» **TASK OBJECTIVE**:
Rewrite the entries below with every "Back" switched to "Return" and nothing else changed. Leave the pictures out.

______

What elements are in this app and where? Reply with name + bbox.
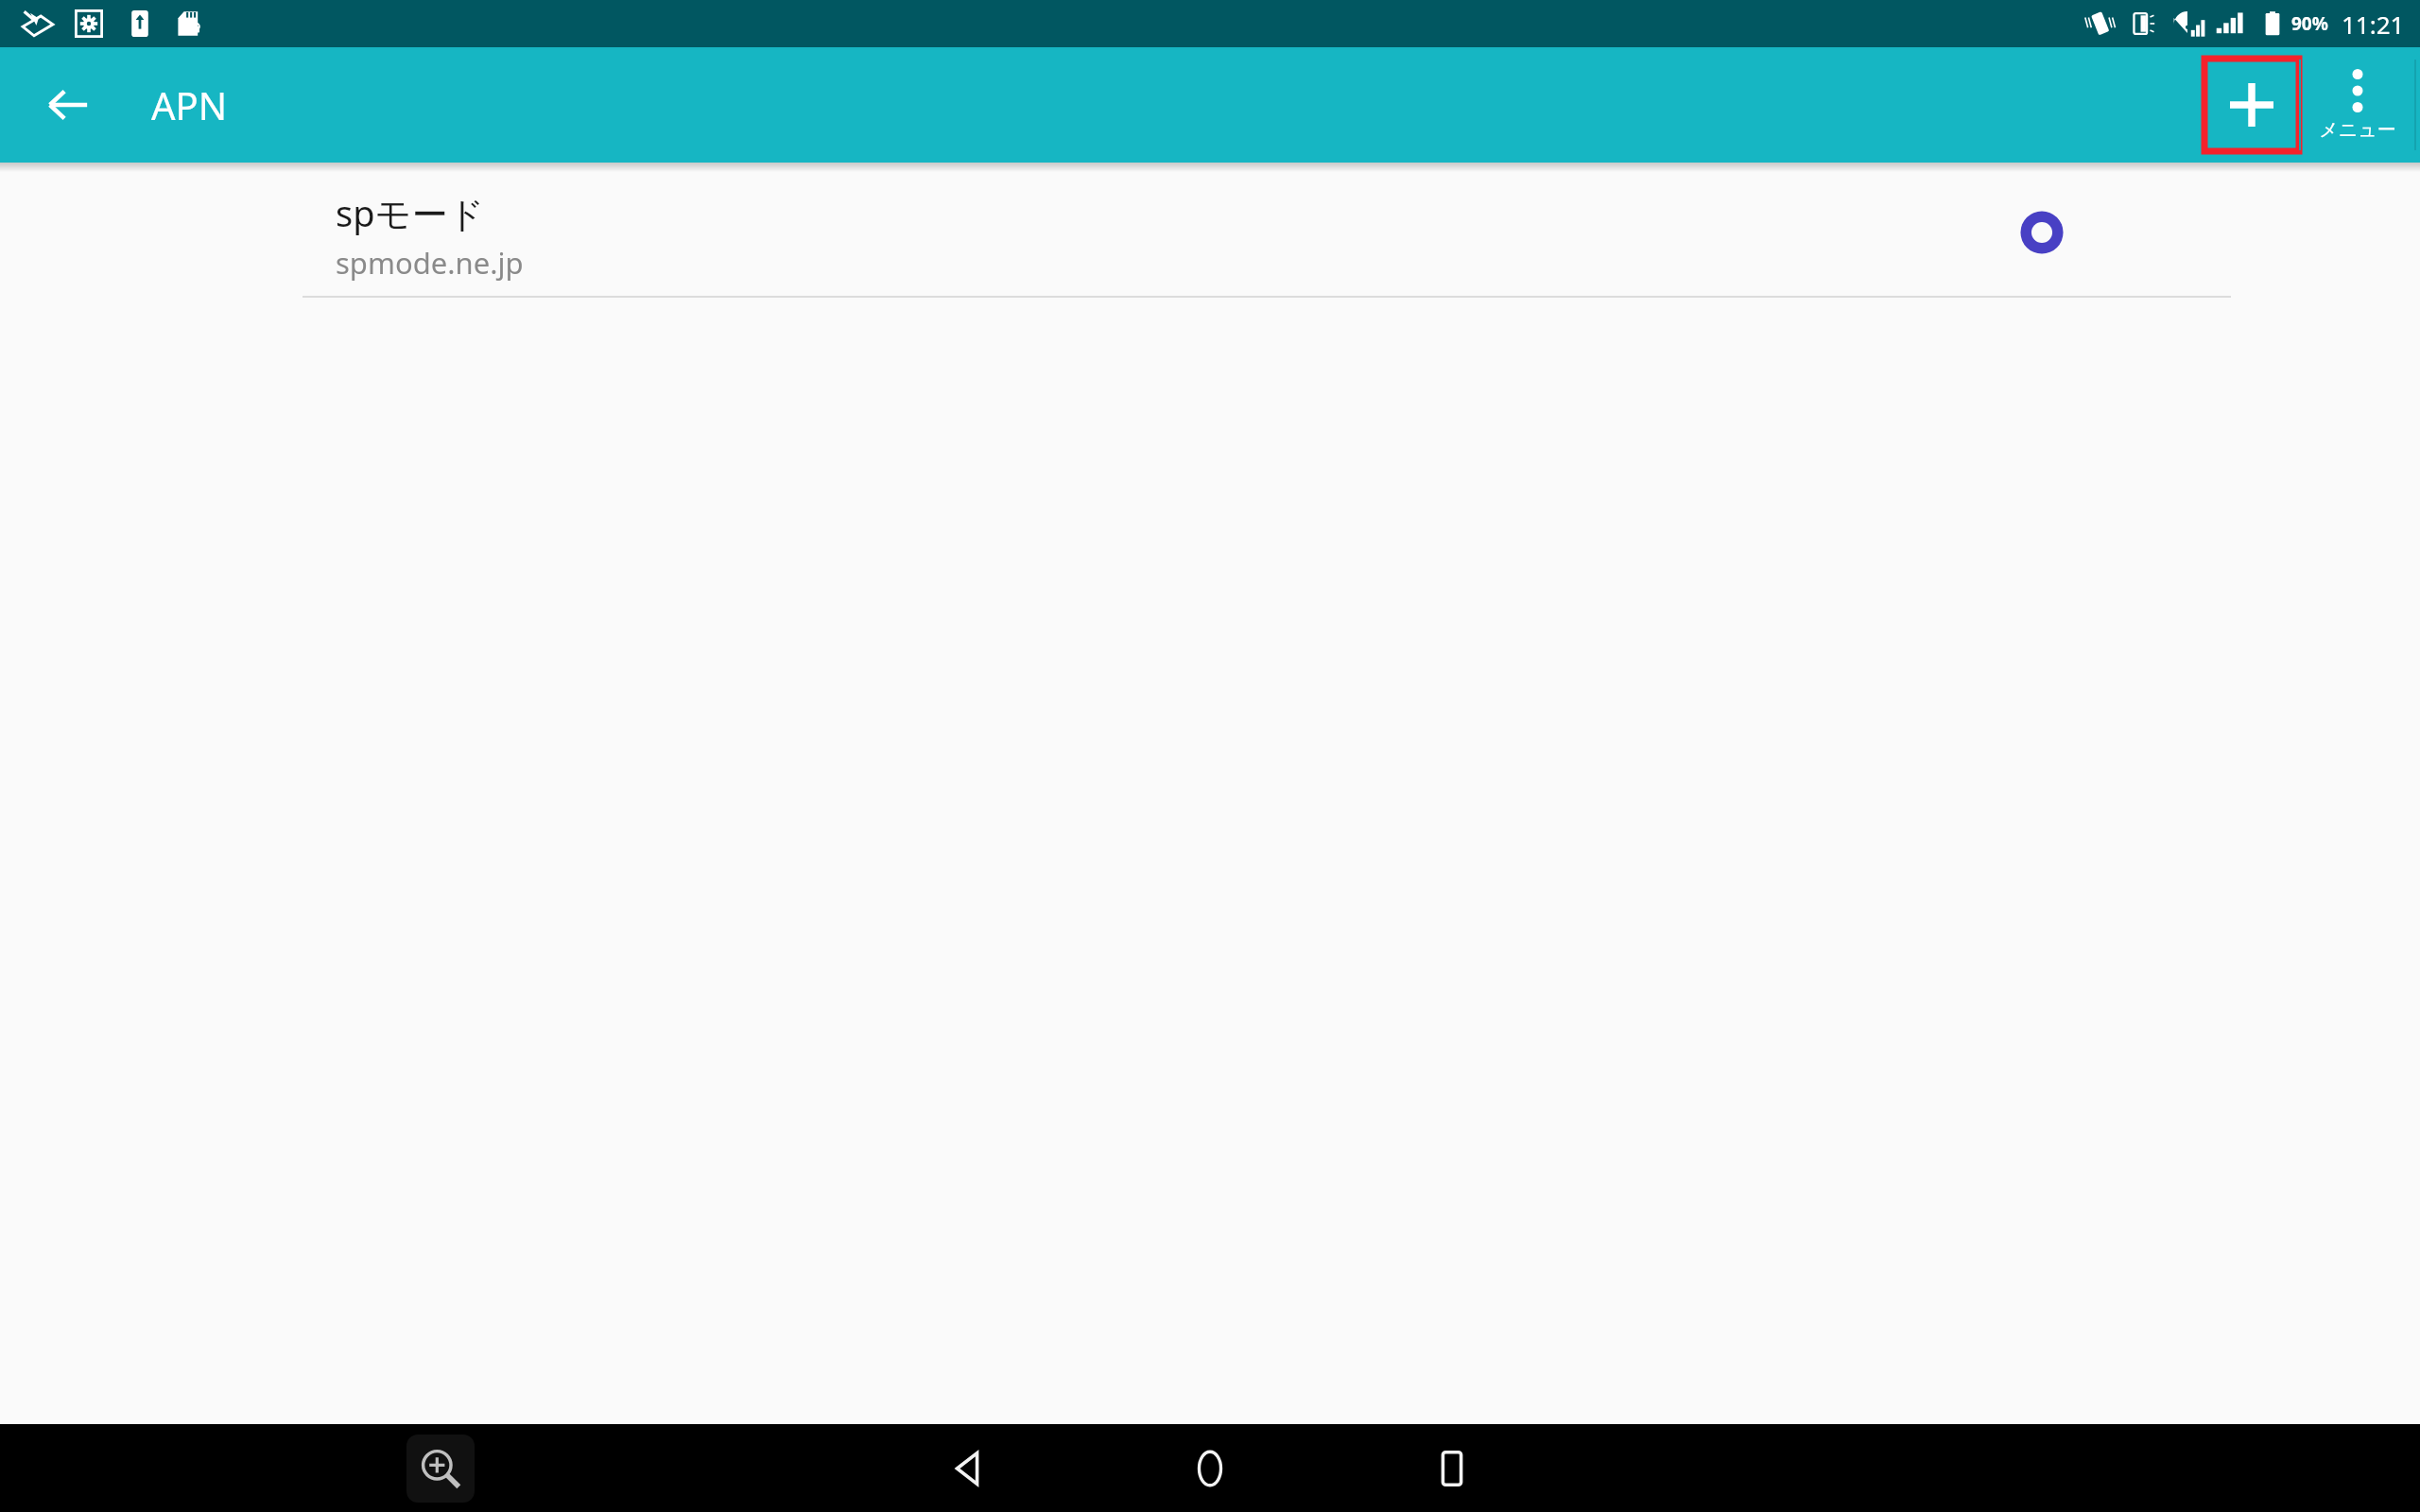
staticText: 11:21 — [2342, 8, 2405, 41]
button[interactable]: spモード — [0, 172, 2420, 298]
button[interactable]: More options menu — [2301, 53, 2414, 157]
staticText: メニュー — [2319, 118, 2396, 142]
staticText: spモード — [336, 188, 485, 237]
staticText: APN — [151, 79, 228, 130]
staticText: spmode.ne.jp — [336, 243, 524, 283]
button[interactable]: Back — [907, 1424, 1029, 1512]
button[interactable]: Home — [1149, 1424, 1271, 1512]
button[interactable]: Back — [26, 63, 110, 146]
button[interactable]: Recent apps — [1391, 1424, 1513, 1512]
button[interactable]: Add APN — [2204, 59, 2299, 151]
button[interactable]: Select spモード APN — [1998, 189, 2085, 276]
button[interactable]: Magnify screen — [406, 1435, 475, 1503]
staticText: 90% — [2291, 11, 2328, 36]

______

» **TASK OUTPUT**:
What elements are in this app and where? Reply with name + bbox.
staticText: 11:21 — [2342, 8, 2405, 41]
button[interactable]: spモード — [0, 172, 2420, 298]
button[interactable]: More options menu — [2301, 53, 2414, 157]
staticText: メニュー — [2319, 118, 2396, 142]
staticText: spモード — [336, 188, 485, 237]
staticText: APN — [151, 79, 228, 130]
staticText: spmode.ne.jp — [336, 243, 524, 283]
button[interactable]: Return — [907, 1424, 1029, 1512]
button[interactable]: Home — [1149, 1424, 1271, 1512]
button[interactable]: Return — [26, 63, 110, 146]
button[interactable]: Recent apps — [1391, 1424, 1513, 1512]
button[interactable]: Add APN — [2204, 59, 2299, 151]
button[interactable]: Select spモード APN — [1998, 189, 2085, 276]
button[interactable]: Magnify screen — [406, 1435, 475, 1503]
staticText: 90% — [2291, 11, 2328, 36]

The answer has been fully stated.